-- What to produce --
Lines containing "Анатольевич" are to be counted. Give the number and nothing more.
_ _ _ _ _
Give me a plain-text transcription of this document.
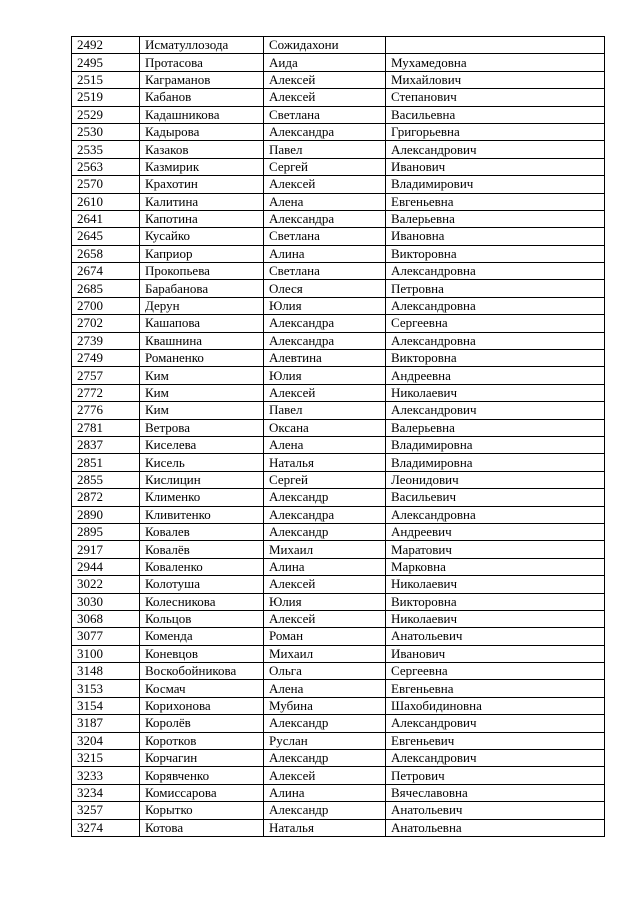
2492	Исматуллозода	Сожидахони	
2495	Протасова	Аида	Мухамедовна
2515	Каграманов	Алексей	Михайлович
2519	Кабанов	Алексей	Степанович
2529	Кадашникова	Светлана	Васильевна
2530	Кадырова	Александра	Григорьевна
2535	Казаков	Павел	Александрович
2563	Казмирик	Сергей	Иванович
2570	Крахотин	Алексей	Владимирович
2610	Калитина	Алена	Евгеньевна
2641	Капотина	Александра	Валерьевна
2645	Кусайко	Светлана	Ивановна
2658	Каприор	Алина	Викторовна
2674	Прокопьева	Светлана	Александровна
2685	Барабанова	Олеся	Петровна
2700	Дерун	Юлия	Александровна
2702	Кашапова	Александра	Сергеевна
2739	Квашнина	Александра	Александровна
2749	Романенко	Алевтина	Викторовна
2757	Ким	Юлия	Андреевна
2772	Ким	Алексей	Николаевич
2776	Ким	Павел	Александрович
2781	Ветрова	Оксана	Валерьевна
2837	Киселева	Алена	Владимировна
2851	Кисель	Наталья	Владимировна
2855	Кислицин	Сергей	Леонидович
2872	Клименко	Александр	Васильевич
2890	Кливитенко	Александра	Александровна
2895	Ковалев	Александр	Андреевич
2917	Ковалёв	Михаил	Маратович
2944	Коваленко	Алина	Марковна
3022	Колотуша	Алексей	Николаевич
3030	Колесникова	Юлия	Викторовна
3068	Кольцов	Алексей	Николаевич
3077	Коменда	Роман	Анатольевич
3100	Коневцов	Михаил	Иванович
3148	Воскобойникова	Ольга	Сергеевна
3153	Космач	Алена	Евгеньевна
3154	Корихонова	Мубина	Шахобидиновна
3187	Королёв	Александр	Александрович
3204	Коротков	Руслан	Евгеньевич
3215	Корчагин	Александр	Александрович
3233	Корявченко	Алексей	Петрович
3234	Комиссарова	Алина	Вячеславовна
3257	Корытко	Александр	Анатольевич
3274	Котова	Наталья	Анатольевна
_ _ _ _ _
-- Output of the exercise --
2